- [SUPPLIED DATA]
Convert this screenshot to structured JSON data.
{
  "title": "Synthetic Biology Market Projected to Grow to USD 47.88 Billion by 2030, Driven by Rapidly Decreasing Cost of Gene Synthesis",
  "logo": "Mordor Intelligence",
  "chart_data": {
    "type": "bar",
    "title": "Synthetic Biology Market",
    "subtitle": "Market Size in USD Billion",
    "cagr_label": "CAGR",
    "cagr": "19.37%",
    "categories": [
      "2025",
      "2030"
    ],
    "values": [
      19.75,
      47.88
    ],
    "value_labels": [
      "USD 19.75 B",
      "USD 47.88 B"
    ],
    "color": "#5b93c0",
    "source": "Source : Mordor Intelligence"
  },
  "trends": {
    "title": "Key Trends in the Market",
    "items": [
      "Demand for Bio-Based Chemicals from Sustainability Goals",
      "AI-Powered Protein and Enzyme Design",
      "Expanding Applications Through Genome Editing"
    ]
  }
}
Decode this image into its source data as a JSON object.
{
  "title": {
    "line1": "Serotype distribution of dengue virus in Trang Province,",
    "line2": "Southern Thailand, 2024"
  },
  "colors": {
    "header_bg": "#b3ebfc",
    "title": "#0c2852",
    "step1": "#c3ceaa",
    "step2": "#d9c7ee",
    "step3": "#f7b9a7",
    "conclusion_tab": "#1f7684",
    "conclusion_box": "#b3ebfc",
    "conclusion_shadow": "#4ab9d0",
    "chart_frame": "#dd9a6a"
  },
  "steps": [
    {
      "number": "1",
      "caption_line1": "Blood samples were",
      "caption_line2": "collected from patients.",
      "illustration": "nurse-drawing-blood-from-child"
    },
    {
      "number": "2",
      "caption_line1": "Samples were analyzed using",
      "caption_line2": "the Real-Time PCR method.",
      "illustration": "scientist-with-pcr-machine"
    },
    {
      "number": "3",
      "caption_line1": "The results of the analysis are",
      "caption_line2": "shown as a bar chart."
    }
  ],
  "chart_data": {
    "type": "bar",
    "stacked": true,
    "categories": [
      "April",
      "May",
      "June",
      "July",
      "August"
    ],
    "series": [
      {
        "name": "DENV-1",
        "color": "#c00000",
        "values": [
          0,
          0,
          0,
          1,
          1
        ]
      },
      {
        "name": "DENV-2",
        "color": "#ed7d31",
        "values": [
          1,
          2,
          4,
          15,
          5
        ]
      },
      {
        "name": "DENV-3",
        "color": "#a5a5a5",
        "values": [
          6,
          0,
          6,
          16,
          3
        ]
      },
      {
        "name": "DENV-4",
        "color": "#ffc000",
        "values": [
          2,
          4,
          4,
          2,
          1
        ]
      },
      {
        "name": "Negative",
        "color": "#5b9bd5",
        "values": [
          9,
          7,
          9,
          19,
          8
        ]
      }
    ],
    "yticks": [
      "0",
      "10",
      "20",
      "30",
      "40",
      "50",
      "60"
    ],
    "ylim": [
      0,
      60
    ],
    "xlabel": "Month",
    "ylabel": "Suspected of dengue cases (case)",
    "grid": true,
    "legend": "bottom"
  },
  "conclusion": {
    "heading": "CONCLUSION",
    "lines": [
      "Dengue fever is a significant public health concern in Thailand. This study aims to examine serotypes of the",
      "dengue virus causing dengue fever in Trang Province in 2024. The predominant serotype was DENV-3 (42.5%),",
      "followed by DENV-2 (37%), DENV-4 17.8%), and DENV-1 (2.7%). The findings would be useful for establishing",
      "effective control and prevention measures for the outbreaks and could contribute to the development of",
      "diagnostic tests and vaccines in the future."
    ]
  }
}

- [WHAT TO WORK ON]
Please find all lines of the entries that hold the string "Market" and copy them.

- [RESPONSE TO THE EXERCISE]
  "title": "Synthetic Biology Market Projected to Grow to USD 47.88 Billion by 2030, Driven by Rapidly Decreasing Cost of Gene Synthesis",
    "title": "Synthetic Biology Market",
    "subtitle": "Market Size in USD Billion",
    "title": "Key Trends in the Market",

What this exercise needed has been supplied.